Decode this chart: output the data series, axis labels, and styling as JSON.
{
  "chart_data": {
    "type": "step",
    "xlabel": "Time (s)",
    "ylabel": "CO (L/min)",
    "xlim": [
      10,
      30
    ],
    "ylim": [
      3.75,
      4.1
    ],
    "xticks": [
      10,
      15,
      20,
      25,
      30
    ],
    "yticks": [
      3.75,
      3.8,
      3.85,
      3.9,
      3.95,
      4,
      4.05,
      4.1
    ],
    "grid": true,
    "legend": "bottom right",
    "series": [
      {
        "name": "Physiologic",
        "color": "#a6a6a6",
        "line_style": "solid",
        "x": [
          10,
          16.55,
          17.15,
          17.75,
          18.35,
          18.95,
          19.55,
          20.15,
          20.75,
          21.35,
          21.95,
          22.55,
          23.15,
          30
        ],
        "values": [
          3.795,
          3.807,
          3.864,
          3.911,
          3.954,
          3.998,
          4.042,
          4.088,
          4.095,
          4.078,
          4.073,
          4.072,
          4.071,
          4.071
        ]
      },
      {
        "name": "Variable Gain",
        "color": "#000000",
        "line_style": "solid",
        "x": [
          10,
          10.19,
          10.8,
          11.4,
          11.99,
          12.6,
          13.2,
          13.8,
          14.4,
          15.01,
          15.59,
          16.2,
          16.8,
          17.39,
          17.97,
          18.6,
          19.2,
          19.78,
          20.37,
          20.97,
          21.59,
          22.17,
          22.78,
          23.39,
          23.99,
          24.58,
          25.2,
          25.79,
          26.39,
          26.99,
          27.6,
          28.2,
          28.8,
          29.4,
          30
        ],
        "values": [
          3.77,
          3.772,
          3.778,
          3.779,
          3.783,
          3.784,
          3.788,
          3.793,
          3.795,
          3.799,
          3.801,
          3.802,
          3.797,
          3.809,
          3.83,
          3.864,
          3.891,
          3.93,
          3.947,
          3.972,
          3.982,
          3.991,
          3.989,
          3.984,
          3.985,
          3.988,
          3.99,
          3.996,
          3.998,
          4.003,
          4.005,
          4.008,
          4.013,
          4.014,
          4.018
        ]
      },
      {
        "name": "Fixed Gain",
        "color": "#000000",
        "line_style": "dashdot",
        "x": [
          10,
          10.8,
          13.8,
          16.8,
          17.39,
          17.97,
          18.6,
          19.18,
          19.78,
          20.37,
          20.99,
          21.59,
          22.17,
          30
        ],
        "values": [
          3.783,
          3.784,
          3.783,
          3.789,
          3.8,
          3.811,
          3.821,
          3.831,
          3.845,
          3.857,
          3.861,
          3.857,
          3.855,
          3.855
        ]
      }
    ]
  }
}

=======

* [Task details] How many lines of the data contain the word "series"? Answer with the number alone.

* [Answer below] 2